## begin EXERCISE INPUTS
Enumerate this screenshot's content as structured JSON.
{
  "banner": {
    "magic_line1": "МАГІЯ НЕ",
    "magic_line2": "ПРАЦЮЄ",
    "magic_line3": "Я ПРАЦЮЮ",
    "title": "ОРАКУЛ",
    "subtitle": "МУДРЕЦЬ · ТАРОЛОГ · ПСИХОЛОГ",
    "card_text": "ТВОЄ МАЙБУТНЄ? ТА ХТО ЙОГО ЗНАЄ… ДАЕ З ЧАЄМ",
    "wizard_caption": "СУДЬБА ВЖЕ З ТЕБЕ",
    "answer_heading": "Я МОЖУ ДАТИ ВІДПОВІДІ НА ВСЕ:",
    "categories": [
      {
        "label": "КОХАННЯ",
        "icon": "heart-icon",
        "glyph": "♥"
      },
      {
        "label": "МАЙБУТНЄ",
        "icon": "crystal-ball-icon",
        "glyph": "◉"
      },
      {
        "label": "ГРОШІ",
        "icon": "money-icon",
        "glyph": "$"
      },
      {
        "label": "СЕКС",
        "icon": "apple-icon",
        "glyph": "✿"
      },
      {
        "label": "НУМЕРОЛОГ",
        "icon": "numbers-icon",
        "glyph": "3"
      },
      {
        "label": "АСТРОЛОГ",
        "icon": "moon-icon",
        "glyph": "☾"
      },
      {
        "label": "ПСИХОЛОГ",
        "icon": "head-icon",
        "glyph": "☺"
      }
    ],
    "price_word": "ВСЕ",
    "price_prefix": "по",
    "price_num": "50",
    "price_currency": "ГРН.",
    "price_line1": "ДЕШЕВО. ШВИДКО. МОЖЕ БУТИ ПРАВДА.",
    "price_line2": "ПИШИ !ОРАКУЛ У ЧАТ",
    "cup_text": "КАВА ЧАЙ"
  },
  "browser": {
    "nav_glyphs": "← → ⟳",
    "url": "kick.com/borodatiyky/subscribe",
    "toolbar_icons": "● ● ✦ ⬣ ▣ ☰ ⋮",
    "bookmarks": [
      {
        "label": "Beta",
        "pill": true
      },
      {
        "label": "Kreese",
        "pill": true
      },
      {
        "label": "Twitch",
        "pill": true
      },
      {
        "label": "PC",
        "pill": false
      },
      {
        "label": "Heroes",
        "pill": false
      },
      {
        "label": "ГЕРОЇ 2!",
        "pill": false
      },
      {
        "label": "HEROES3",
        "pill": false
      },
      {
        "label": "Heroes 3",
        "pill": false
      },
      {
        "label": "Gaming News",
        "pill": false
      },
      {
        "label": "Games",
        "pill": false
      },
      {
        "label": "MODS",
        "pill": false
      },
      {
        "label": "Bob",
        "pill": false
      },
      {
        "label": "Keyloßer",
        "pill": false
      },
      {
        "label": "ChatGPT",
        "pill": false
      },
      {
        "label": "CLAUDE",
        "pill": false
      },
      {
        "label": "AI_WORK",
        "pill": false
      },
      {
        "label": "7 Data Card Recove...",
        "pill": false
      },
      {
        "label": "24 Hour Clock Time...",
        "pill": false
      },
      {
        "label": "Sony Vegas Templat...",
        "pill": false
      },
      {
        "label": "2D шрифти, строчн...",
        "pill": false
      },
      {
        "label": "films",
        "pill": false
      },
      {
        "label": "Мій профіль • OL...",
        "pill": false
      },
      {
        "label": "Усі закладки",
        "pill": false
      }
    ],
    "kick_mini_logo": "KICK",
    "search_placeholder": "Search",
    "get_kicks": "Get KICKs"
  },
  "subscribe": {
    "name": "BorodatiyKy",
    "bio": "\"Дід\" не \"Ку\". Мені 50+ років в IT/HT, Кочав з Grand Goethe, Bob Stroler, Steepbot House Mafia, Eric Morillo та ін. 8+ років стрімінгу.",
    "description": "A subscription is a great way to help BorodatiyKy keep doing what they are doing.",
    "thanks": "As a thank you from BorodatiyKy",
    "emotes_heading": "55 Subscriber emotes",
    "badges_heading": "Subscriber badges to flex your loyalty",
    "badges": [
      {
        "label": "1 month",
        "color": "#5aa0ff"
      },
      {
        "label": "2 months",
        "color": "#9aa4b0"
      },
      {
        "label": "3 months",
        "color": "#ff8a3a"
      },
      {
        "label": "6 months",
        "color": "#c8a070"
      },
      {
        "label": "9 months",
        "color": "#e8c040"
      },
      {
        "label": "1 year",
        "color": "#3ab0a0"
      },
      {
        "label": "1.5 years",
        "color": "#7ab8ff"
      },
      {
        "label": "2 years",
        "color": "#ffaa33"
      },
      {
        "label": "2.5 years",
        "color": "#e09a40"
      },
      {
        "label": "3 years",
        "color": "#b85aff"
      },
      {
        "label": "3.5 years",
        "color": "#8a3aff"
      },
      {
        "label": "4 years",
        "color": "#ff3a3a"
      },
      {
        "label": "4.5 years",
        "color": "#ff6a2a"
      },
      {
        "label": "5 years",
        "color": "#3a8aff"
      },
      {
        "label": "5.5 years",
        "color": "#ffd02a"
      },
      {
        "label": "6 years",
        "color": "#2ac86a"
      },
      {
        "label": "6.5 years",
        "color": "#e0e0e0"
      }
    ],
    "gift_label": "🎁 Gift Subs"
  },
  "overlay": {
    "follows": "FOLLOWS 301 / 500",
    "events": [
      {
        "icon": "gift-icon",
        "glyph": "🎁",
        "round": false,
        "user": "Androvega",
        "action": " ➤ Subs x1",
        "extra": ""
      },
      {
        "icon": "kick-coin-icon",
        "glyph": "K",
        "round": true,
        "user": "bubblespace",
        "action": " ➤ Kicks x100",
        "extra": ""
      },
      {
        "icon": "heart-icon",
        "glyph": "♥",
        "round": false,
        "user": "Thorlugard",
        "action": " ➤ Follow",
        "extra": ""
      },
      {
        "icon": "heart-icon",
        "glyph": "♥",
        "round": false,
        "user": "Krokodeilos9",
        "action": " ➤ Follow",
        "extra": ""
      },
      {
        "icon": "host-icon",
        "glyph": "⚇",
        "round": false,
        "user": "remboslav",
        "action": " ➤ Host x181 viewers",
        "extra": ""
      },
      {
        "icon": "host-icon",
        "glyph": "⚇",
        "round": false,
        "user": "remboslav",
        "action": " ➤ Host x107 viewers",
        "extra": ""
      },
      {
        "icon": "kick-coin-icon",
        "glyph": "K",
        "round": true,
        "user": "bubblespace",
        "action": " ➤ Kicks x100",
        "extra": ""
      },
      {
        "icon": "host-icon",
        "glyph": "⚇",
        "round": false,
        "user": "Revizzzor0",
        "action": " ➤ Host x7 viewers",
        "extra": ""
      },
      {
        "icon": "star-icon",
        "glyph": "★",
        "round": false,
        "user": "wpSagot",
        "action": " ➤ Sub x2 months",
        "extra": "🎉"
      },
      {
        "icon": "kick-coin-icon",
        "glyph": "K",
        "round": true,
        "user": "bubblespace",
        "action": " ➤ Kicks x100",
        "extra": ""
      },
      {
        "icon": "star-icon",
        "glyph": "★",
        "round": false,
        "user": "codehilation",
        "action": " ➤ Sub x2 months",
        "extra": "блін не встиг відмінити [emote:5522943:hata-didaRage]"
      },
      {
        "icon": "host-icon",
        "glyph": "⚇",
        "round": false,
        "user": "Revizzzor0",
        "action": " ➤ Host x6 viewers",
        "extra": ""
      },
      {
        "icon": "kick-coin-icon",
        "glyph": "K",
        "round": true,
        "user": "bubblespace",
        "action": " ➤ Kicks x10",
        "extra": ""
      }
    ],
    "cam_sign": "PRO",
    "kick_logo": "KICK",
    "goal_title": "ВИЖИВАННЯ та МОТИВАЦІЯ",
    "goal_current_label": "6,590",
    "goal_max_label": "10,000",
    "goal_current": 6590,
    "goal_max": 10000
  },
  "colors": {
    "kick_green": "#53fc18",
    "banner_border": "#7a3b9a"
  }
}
## end EXERCISE INPUTS
→ THE EXERCISE: Write out every line of the data that holds the word "months".

→ SOLUTION FOR THIS TASK:
        "label": "2 months",
        "label": "3 months",
        "label": "6 months",
        "label": "9 months",
        "action": " ➤ Sub x2 months",
        "action": " ➤ Sub x2 months",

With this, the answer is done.